> _EXTRACT_
=======

First of all, it is important to note that the position of Deputy Prime Minister is not provided for in the Federal Constitution.
Rather, it has come about as a result of pragmatism[3] and over the years has become somewhat of a constitutional convention.[4]
This article will discuss the viability of Tan Sri Shahrir’s proposal based on 2 possible reasons which could be given in the event TSMY resigns.
Loss of Confidence
If TSMY ceases to command the confidence of the majority of the members of the lower House of Parliament, he has two options – namely to resign (and tender the resignation of the Cabinet) or to request for the dissolution of Parliament.
Article 43(4) of the Federal Constitution provides the following:
“If the Prime Minister ceases to command the confidence of the majority of the members of the House of Representatives, then, unless at his request the Yang di Pertuan Agong dissolves Parliament, the Prime Minister shall tender the resignation of the Cabinet.” (emphasis mine)

=======

> _LISTED ENTRIES_

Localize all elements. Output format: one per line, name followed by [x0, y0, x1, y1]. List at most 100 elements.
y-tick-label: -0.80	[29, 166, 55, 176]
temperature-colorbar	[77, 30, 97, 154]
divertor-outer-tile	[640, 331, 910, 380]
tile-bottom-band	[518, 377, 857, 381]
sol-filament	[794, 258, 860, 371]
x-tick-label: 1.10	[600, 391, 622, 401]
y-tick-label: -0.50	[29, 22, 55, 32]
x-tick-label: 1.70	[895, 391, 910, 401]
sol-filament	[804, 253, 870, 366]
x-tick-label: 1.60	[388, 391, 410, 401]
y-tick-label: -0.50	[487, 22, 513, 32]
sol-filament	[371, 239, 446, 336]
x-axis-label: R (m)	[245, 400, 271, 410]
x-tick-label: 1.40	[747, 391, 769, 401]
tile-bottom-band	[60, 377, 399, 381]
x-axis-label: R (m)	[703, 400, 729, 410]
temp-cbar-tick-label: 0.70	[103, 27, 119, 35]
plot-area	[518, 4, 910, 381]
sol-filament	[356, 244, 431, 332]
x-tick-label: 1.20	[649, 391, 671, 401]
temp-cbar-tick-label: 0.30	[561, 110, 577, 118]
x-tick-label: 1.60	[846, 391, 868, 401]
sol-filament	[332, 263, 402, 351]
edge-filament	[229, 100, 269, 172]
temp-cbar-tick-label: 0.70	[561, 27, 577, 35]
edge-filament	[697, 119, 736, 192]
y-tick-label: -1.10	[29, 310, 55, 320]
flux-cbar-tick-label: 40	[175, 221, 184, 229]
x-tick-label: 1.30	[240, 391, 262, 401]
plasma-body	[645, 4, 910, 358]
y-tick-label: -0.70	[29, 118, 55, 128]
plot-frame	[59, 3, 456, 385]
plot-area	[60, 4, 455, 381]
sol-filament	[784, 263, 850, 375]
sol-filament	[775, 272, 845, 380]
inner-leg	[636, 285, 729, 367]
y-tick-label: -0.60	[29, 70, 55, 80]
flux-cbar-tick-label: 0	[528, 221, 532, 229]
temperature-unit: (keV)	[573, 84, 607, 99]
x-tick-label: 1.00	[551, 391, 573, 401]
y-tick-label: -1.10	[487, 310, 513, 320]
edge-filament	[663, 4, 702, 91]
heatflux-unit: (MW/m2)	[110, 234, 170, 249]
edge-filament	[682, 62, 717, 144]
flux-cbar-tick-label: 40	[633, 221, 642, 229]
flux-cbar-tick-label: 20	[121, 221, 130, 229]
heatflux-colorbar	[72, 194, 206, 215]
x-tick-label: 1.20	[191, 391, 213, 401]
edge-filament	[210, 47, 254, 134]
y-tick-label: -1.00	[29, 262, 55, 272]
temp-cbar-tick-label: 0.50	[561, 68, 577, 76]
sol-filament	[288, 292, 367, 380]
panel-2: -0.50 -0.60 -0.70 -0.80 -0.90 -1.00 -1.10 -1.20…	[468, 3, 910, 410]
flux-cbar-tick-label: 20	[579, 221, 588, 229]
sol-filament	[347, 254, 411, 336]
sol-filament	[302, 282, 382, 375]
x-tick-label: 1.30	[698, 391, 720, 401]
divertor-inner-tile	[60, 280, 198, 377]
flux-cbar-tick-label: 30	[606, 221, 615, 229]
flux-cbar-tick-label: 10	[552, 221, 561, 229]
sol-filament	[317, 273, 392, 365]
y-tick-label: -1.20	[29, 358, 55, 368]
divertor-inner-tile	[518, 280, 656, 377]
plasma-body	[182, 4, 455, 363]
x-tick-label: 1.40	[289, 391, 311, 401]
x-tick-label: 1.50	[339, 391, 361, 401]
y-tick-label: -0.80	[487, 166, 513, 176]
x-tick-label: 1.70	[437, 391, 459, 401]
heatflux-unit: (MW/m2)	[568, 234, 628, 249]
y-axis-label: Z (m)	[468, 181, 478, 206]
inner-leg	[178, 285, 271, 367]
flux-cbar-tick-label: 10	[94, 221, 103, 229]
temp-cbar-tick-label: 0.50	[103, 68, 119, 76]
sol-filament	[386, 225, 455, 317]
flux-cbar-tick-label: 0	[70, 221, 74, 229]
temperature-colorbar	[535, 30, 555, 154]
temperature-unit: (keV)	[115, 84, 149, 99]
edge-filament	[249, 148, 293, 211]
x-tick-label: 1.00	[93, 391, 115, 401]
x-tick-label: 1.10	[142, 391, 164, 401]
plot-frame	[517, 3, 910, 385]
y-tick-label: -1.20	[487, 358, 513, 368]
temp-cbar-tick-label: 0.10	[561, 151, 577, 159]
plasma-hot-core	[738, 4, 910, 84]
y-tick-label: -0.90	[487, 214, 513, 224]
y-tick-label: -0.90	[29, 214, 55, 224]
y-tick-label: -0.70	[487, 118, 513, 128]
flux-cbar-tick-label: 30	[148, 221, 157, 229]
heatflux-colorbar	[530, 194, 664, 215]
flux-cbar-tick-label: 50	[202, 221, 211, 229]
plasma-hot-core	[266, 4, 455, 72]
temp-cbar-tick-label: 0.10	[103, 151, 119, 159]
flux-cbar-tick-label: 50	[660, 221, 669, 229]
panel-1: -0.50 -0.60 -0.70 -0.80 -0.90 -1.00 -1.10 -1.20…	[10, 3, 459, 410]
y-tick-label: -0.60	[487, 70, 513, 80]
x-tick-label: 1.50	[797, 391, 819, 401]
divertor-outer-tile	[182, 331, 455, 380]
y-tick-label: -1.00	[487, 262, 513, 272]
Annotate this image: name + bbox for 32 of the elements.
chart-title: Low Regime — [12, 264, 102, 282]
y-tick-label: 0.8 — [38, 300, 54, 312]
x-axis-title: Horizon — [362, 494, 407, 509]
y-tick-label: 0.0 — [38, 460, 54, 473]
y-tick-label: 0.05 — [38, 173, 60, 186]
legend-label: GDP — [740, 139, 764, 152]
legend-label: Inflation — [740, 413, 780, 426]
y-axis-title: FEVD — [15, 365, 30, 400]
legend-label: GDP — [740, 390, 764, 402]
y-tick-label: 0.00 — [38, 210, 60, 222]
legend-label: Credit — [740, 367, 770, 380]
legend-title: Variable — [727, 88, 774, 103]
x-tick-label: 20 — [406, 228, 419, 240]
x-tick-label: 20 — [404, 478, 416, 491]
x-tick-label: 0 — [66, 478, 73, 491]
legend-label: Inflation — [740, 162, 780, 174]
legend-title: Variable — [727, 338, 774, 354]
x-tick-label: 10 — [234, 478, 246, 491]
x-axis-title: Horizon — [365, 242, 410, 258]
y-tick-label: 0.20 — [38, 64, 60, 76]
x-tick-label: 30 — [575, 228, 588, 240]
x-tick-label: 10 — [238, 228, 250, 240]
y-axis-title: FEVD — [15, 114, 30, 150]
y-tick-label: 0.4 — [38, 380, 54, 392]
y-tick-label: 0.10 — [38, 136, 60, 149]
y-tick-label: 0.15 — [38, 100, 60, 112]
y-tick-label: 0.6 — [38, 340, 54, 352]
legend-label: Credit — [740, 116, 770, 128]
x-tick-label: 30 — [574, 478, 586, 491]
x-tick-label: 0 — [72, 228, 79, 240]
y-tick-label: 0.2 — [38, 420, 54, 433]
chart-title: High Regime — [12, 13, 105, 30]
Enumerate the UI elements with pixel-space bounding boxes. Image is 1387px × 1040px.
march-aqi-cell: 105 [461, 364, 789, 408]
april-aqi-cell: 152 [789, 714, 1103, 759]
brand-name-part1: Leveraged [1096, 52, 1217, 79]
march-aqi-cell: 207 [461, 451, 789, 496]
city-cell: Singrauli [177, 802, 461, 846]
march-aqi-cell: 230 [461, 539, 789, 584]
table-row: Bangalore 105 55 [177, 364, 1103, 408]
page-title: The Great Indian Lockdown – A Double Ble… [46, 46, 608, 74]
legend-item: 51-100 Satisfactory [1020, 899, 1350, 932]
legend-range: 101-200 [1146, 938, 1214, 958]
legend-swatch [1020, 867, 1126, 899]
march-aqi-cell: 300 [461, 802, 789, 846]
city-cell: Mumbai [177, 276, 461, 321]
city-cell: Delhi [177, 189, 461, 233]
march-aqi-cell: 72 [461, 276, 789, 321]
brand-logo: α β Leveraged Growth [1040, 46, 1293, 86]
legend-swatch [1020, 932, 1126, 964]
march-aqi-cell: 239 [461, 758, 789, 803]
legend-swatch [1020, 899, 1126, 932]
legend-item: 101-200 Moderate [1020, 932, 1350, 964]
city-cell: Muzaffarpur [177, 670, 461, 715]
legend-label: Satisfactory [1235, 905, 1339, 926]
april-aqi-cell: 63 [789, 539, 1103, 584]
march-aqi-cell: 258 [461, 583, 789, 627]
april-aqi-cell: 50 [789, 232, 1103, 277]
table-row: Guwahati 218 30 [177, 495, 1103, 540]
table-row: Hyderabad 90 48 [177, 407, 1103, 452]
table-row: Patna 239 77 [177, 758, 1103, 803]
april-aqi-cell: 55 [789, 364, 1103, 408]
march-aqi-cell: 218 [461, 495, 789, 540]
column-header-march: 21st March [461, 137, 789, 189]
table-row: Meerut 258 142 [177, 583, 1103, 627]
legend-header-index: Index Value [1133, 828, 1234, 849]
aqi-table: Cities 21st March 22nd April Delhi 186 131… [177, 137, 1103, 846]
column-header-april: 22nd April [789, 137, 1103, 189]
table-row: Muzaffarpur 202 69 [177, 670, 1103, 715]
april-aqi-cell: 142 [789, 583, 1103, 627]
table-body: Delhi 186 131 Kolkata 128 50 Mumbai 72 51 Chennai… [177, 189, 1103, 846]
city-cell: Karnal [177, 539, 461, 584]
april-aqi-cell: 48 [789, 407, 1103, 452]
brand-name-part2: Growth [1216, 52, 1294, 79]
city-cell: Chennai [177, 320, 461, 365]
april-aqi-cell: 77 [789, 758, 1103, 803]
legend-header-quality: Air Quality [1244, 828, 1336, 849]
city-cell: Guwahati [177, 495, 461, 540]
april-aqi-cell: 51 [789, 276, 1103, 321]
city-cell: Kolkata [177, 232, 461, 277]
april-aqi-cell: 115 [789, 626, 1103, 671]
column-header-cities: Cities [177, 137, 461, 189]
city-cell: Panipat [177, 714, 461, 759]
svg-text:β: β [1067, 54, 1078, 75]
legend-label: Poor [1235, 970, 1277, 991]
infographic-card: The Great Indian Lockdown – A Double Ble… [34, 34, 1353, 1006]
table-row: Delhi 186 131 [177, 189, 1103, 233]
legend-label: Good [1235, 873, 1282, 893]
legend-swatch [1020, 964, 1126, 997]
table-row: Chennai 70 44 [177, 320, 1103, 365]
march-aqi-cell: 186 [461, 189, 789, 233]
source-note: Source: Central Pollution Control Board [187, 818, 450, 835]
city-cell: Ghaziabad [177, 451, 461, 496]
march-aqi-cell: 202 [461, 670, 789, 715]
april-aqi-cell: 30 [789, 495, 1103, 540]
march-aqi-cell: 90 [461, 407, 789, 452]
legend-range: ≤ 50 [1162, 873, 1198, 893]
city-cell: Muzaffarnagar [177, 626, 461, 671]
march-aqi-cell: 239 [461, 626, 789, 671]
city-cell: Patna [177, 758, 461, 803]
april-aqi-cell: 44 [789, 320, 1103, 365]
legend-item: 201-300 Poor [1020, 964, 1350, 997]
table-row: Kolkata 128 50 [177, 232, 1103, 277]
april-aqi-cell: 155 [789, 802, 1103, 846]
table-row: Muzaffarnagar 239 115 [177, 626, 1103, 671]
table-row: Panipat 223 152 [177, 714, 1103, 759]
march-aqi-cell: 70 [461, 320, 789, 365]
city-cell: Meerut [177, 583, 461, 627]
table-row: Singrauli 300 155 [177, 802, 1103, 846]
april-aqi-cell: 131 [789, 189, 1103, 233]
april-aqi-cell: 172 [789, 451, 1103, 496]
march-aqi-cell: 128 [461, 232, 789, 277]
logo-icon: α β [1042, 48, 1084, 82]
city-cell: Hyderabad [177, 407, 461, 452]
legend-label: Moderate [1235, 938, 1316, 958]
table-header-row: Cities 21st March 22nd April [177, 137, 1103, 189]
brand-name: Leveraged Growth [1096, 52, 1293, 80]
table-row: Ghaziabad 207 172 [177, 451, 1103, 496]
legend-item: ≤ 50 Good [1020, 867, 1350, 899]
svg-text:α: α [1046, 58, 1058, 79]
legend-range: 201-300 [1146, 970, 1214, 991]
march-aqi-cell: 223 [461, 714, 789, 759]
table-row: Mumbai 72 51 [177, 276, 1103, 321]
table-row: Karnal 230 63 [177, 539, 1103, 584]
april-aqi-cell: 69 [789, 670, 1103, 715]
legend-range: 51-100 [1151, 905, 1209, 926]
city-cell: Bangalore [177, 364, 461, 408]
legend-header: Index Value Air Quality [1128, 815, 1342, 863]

=======

> _EXERCISES_
1. From the extract on the Deputy Prime Minister's position, list every official office or title held by a single person that it names.
2. Echo the Deputy Prime Minister extract word for word, starting with "Rather, it has" and going on through "event TSMY resigns.".
3. Write what follows the last sentence of the Malaysian constitutional extract on the Deputy Prime Minister.

> _THE REPLIES_
1.
Deputy Prime Minister
Prime Minister
Yang di Pertuan Agong

2.
Rather, it has come about as a result of pragmatism[3] and over the years has become somewhat of a constitutional convention.[4]
This article will discuss the viability of Tan Sri Shahrir’s proposal based on 2 possible reasons which could be given in the event TSMY resigns.

3.
Article 43(4) of the Federal Constitution uses a mandatory word, i.e. “shall,”[5] rather than a discretionary word such as “may” thereby leaving no room for an individual to remain as Prime Minister if he/she no longer commands the confidence of the majority of the members of the Dewan Rakyat.
Option 1: Request for Dissolution of Parliament
Although TSMY has the option of requesting for the dissolution of Parliament, on this issue, the Yang di-Pertuan Agong (“YDPA”) has absolute discretion and does not have to follow the advice of the Cabinet.
Article 40(2) of the Federal Constitution provides that:
“The Yang di-Pertuan Agong may act in his discretion in the performance of the following functions, that is to say:
…
(b) the withholding of consent to a request for the dissolution of Parliament …”
If TSMY requests for a dissolution of Parliament and the YDPA withholds his consent for the same, TSMY has to tender the resignation of the entire Cabinet.
Option 2: Resign
If TSMY immediately opts to resign as a result of loss of confidence of the majority of the members of the lower House of Parliament (Dewan Rakyat), he also has to tender the resignation of the entire Cabinet.
If that happens, DSIS will no longer be the Deputy Minister and the next in line.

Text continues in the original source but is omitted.